§ **WRITTEN PROBLEM**:
The exercise asks for every line of the data to be reproduced exactly.

BEGIN MATERIAL FOR THE TASK

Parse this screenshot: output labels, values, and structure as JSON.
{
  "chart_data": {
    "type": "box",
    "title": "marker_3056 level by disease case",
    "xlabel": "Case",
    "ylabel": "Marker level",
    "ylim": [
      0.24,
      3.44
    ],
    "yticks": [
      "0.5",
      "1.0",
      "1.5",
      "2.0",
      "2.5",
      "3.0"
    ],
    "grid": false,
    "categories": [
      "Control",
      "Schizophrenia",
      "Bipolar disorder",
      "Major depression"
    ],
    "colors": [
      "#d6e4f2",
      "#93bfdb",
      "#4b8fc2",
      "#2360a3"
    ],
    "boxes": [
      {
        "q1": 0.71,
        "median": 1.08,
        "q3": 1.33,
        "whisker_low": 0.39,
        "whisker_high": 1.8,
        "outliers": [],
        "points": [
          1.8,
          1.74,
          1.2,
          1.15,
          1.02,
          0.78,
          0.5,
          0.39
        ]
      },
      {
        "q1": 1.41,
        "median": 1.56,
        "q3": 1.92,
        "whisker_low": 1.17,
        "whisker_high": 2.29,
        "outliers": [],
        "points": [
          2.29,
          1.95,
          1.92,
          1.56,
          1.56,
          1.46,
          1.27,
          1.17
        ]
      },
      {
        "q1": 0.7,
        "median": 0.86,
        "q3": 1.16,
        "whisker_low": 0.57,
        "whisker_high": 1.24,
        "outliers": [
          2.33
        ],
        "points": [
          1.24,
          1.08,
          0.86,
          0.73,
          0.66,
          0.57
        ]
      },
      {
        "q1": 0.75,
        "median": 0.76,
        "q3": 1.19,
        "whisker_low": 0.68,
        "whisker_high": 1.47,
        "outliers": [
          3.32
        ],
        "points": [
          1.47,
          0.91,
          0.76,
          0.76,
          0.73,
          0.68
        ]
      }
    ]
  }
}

END MATERIAL FOR THE TASK

§ **CORRECT OUTPUT**:
Parse this screenshot: output labels, values, and structure as JSON.
{
  "chart_data": {
    "type": "box",
    "title": "marker_3056 level by disease case",
    "xlabel": "Case",
    "ylabel": "Marker level",
    "ylim": [
      0.24,
      3.44
    ],
    "yticks": [
      "0.5",
      "1.0",
      "1.5",
      "2.0",
      "2.5",
      "3.0"
    ],
    "grid": false,
    "categories": [
      "Control",
      "Schizophrenia",
      "Bipolar disorder",
      "Major depression"
    ],
    "colors": [
      "#d6e4f2",
      "#93bfdb",
      "#4b8fc2",
      "#2360a3"
    ],
    "boxes": [
      {
        "q1": 0.71,
        "median": 1.08,
        "q3": 1.33,
        "whisker_low": 0.39,
        "whisker_high": 1.8,
        "outliers": [],
        "points": [
          1.8,
          1.74,
          1.2,
          1.15,
          1.02,
          0.78,
          0.5,
          0.39
        ]
      },
      {
        "q1": 1.41,
        "median": 1.56,
        "q3": 1.92,
        "whisker_low": 1.17,
        "whisker_high": 2.29,
        "outliers": [],
        "points": [
          2.29,
          1.95,
          1.92,
          1.56,
          1.56,
          1.46,
          1.27,
          1.17
        ]
      },
      {
        "q1": 0.7,
        "median": 0.86,
        "q3": 1.16,
        "whisker_low": 0.57,
        "whisker_high": 1.24,
        "outliers": [
          2.33
        ],
        "points": [
          1.24,
          1.08,
          0.86,
          0.73,
          0.66,
          0.57
        ]
      },
      {
        "q1": 0.75,
        "median": 0.76,
        "q3": 1.19,
        "whisker_low": 0.68,
        "whisker_high": 1.47,
        "outliers": [
          3.32
        ],
        "points": [
          1.47,
          0.91,
          0.76,
          0.76,
          0.73,
          0.68
        ]
      }
    ]
  }
}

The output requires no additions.